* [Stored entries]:
— begin —

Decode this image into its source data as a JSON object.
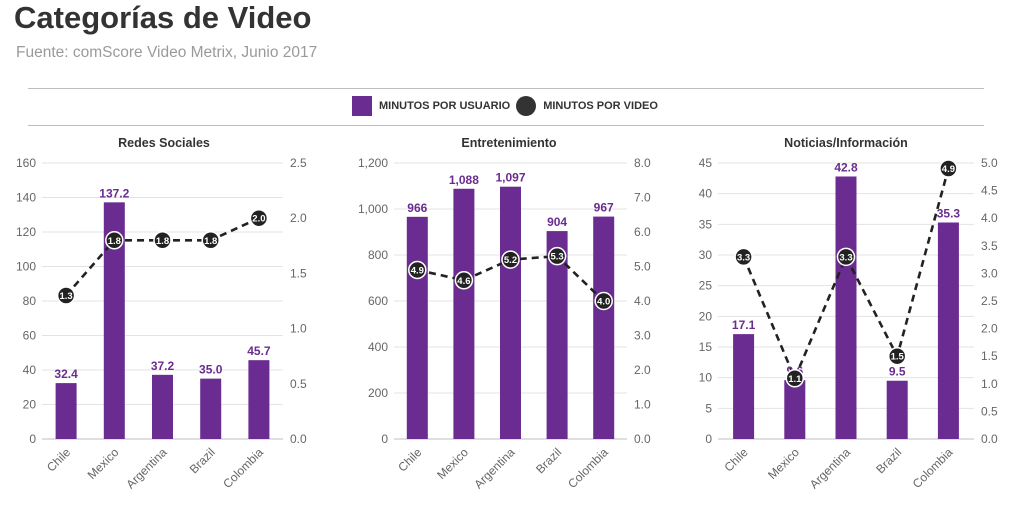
{
  "title": "Categorías de Video",
  "subtitle": "Fuente: comScore Video Metrix, Junio 2017",
  "legend": {
    "bar_label": "MINUTOS POR USUARIO",
    "line_label": "MINUTOS POR VIDEO"
  },
  "colors": {
    "bar": "#6a2c91",
    "line": "#222222",
    "axis_text": "#666666",
    "value_label": "#6a2c91"
  },
  "chart_data": [
    {
      "type": "bar",
      "title": "Redes Sociales",
      "categories": [
        "Chile",
        "Mexico",
        "Argentina",
        "Brazil",
        "Colombia"
      ],
      "series": [
        {
          "name": "MINUTOS POR USUARIO",
          "type": "bar",
          "axis": "left",
          "values": [
            32.4,
            137.2,
            37.2,
            35.0,
            45.7
          ],
          "labels": [
            "32.4",
            "137.2",
            "37.2",
            "35.0",
            "45.7"
          ]
        },
        {
          "name": "MINUTOS POR VIDEO",
          "type": "line",
          "axis": "right",
          "values": [
            1.3,
            1.8,
            1.8,
            1.8,
            2.0
          ],
          "labels": [
            "1.3",
            "1.8",
            "1.8",
            "1.8",
            "2.0"
          ]
        }
      ],
      "ylim": [
        0,
        160
      ],
      "yticks": [
        0,
        20,
        40,
        60,
        80,
        100,
        120,
        140,
        160
      ],
      "ytick_labels": [
        "0",
        "20",
        "40",
        "60",
        "80",
        "100",
        "120",
        "140",
        "160"
      ],
      "y2lim": [
        0,
        2.5
      ],
      "y2ticks": [
        0,
        0.5,
        1,
        1.5,
        2,
        2.5
      ],
      "y2tick_labels": [
        "0.0",
        "0.5",
        "1.0",
        "1.5",
        "2.0",
        "2.5"
      ],
      "grid": true
    },
    {
      "type": "bar",
      "title": "Entretenimiento",
      "categories": [
        "Chile",
        "Mexico",
        "Argentina",
        "Brazil",
        "Colombia"
      ],
      "series": [
        {
          "name": "MINUTOS POR USUARIO",
          "type": "bar",
          "axis": "left",
          "values": [
            966,
            1088,
            1097,
            904,
            967
          ],
          "labels": [
            "966",
            "1,088",
            "1,097",
            "904",
            "967"
          ]
        },
        {
          "name": "MINUTOS POR VIDEO",
          "type": "line",
          "axis": "right",
          "values": [
            4.9,
            4.6,
            5.2,
            5.3,
            4.0
          ],
          "labels": [
            "4.9",
            "4.6",
            "5.2",
            "5.3",
            "4.0"
          ]
        }
      ],
      "ylim": [
        0,
        1200
      ],
      "yticks": [
        0,
        200,
        400,
        600,
        800,
        1000,
        1200
      ],
      "ytick_labels": [
        "0",
        "200",
        "400",
        "600",
        "800",
        "1,000",
        "1,200"
      ],
      "y2lim": [
        0,
        8
      ],
      "y2ticks": [
        0,
        1,
        2,
        3,
        4,
        5,
        6,
        7,
        8
      ],
      "y2tick_labels": [
        "0.0",
        "1.0",
        "2.0",
        "3.0",
        "4.0",
        "5.0",
        "6.0",
        "7.0",
        "8.0"
      ],
      "grid": true
    },
    {
      "type": "bar",
      "title": "Noticias/Información",
      "categories": [
        "Chile",
        "Mexico",
        "Argentina",
        "Brazil",
        "Colombia"
      ],
      "series": [
        {
          "name": "MINUTOS POR USUARIO",
          "type": "bar",
          "axis": "left",
          "values": [
            17.1,
            9.6,
            42.8,
            9.5,
            35.3
          ],
          "labels": [
            "17.1",
            "9.6",
            "42.8",
            "9.5",
            "35.3"
          ]
        },
        {
          "name": "MINUTOS POR VIDEO",
          "type": "line",
          "axis": "right",
          "values": [
            3.3,
            1.1,
            3.3,
            1.5,
            4.9
          ],
          "labels": [
            "3.3",
            "1.1",
            "3.3",
            "1.5",
            "4.9"
          ]
        }
      ],
      "ylim": [
        0,
        45
      ],
      "yticks": [
        0,
        5,
        10,
        15,
        20,
        25,
        30,
        35,
        40,
        45
      ],
      "ytick_labels": [
        "0",
        "5",
        "10",
        "15",
        "20",
        "25",
        "30",
        "35",
        "40",
        "45"
      ],
      "y2lim": [
        0,
        5
      ],
      "y2ticks": [
        0,
        0.5,
        1,
        1.5,
        2,
        2.5,
        3,
        3.5,
        4,
        4.5,
        5
      ],
      "y2tick_labels": [
        "0.0",
        "0.5",
        "1.0",
        "1.5",
        "2.0",
        "2.5",
        "3.0",
        "3.5",
        "4.0",
        "4.5",
        "5.0"
      ],
      "grid": true
    }
  ]
}
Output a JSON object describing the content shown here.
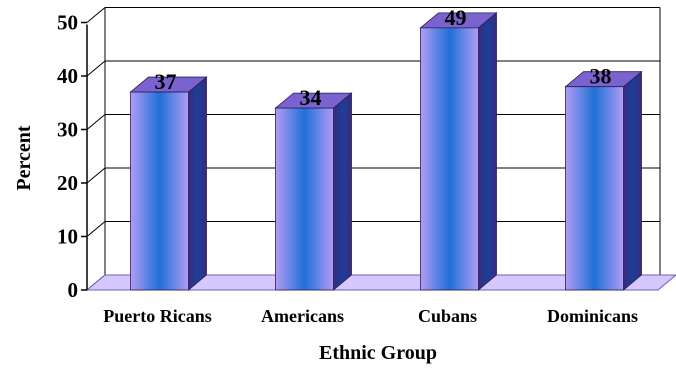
{
  "chart_data": {
    "type": "bar",
    "categories": [
      "Puerto Ricans",
      "Americans",
      "Cubans",
      "Dominicans"
    ],
    "values": [
      37,
      34,
      49,
      38
    ],
    "data_labels": [
      "37",
      "34",
      "49",
      "38"
    ],
    "yticks": [
      "0",
      "10",
      "20",
      "30",
      "40",
      "50"
    ],
    "xlabel": "Ethnic Group",
    "ylabel": "Percent",
    "ylim": [
      0,
      50
    ],
    "grid": true,
    "style": "3d-column",
    "colors": {
      "bar_edge": "#b19cf5",
      "bar_center": "#1f6fd6",
      "side_dark": "#3a2a7a",
      "side_mid": "#1b3f9a",
      "top": "#7b63cf",
      "floor": "#d6c8ff",
      "grid": "#000000"
    }
  }
}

— end —

* [WORK TO BE COMPLETED]: Repeat the full listing above exactly, with no pictures in the copy.

* [SOLUTION TO THE EXERCISE]:
Decode this image into its source data as a JSON object.
{
  "title": "Categorías de Video",
  "subtitle": "Fuente: comScore Video Metrix, Junio 2017",
  "legend": {
    "bar_label": "MINUTOS POR USUARIO",
    "line_label": "MINUTOS POR VIDEO"
  },
  "colors": {
    "bar": "#6a2c91",
    "line": "#222222",
    "axis_text": "#666666",
    "value_label": "#6a2c91"
  },
  "chart_data": [
    {
      "type": "bar",
      "title": "Redes Sociales",
      "categories": [
        "Chile",
        "Mexico",
        "Argentina",
        "Brazil",
        "Colombia"
      ],
      "series": [
        {
          "name": "MINUTOS POR USUARIO",
          "type": "bar",
          "axis": "left",
          "values": [
            32.4,
            137.2,
            37.2,
            35.0,
            45.7
          ],
          "labels": [
            "32.4",
            "137.2",
            "37.2",
            "35.0",
            "45.7"
          ]
        },
        {
          "name": "MINUTOS POR VIDEO",
          "type": "line",
          "axis": "right",
          "values": [
            1.3,
            1.8,
            1.8,
            1.8,
            2.0
          ],
          "labels": [
            "1.3",
            "1.8",
            "1.8",
            "1.8",
            "2.0"
          ]
        }
      ],
      "ylim": [
        0,
        160
      ],
      "yticks": [
        0,
        20,
        40,
        60,
        80,
        100,
        120,
        140,
        160
      ],
      "ytick_labels": [
        "0",
        "20",
        "40",
        "60",
        "80",
        "100",
        "120",
        "140",
        "160"
      ],
      "y2lim": [
        0,
        2.5
      ],
      "y2ticks": [
        0,
        0.5,
        1,
        1.5,
        2,
        2.5
      ],
      "y2tick_labels": [
        "0.0",
        "0.5",
        "1.0",
        "1.5",
        "2.0",
        "2.5"
      ],
      "grid": true
    },
    {
      "type": "bar",
      "title": "Entretenimiento",
      "categories": [
        "Chile",
        "Mexico",
        "Argentina",
        "Brazil",
        "Colombia"
      ],
      "series": [
        {
          "name": "MINUTOS POR USUARIO",
          "type": "bar",
          "axis": "left",
          "values": [
            966,
            1088,
            1097,
            904,
            967
          ],
          "labels": [
            "966",
            "1,088",
            "1,097",
            "904",
            "967"
          ]
        },
        {
          "name": "MINUTOS POR VIDEO",
          "type": "line",
          "axis": "right",
          "values": [
            4.9,
            4.6,
            5.2,
            5.3,
            4.0
          ],
          "labels": [
            "4.9",
            "4.6",
            "5.2",
            "5.3",
            "4.0"
          ]
        }
      ],
      "ylim": [
        0,
        1200
      ],
      "yticks": [
        0,
        200,
        400,
        600,
        800,
        1000,
        1200
      ],
      "ytick_labels": [
        "0",
        "200",
        "400",
        "600",
        "800",
        "1,000",
        "1,200"
      ],
      "y2lim": [
        0,
        8
      ],
      "y2ticks": [
        0,
        1,
        2,
        3,
        4,
        5,
        6,
        7,
        8
      ],
      "y2tick_labels": [
        "0.0",
        "1.0",
        "2.0",
        "3.0",
        "4.0",
        "5.0",
        "6.0",
        "7.0",
        "8.0"
      ],
      "grid": true
    },
    {
      "type": "bar",
      "title": "Noticias/Información",
      "categories": [
        "Chile",
        "Mexico",
        "Argentina",
        "Brazil",
        "Colombia"
      ],
      "series": [
        {
          "name": "MINUTOS POR USUARIO",
          "type": "bar",
          "axis": "left",
          "values": [
            17.1,
            9.6,
            42.8,
            9.5,
            35.3
          ],
          "labels": [
            "17.1",
            "9.6",
            "42.8",
            "9.5",
            "35.3"
          ]
        },
        {
          "name": "MINUTOS POR VIDEO",
          "type": "line",
          "axis": "right",
          "values": [
            3.3,
            1.1,
            3.3,
            1.5,
            4.9
          ],
          "labels": [
            "3.3",
            "1.1",
            "3.3",
            "1.5",
            "4.9"
          ]
        }
      ],
      "ylim": [
        0,
        45
      ],
      "yticks": [
        0,
        5,
        10,
        15,
        20,
        25,
        30,
        35,
        40,
        45
      ],
      "ytick_labels": [
        "0",
        "5",
        "10",
        "15",
        "20",
        "25",
        "30",
        "35",
        "40",
        "45"
      ],
      "y2lim": [
        0,
        5
      ],
      "y2ticks": [
        0,
        0.5,
        1,
        1.5,
        2,
        2.5,
        3,
        3.5,
        4,
        4.5,
        5
      ],
      "y2tick_labels": [
        "0.0",
        "0.5",
        "1.0",
        "1.5",
        "2.0",
        "2.5",
        "3.0",
        "3.5",
        "4.0",
        "4.5",
        "5.0"
      ],
      "grid": true
    }
  ]
}
Output a JSON object describing the content shown here.
{
  "chart_data": {
    "type": "bar",
    "categories": [
      "Puerto Ricans",
      "Americans",
      "Cubans",
      "Dominicans"
    ],
    "values": [
      37,
      34,
      49,
      38
    ],
    "data_labels": [
      "37",
      "34",
      "49",
      "38"
    ],
    "yticks": [
      "0",
      "10",
      "20",
      "30",
      "40",
      "50"
    ],
    "xlabel": "Ethnic Group",
    "ylabel": "Percent",
    "ylim": [
      0,
      50
    ],
    "grid": true,
    "style": "3d-column",
    "colors": {
      "bar_edge": "#b19cf5",
      "bar_center": "#1f6fd6",
      "side_dark": "#3a2a7a",
      "side_mid": "#1b3f9a",
      "top": "#7b63cf",
      "floor": "#d6c8ff",
      "grid": "#000000"
    }
  }
}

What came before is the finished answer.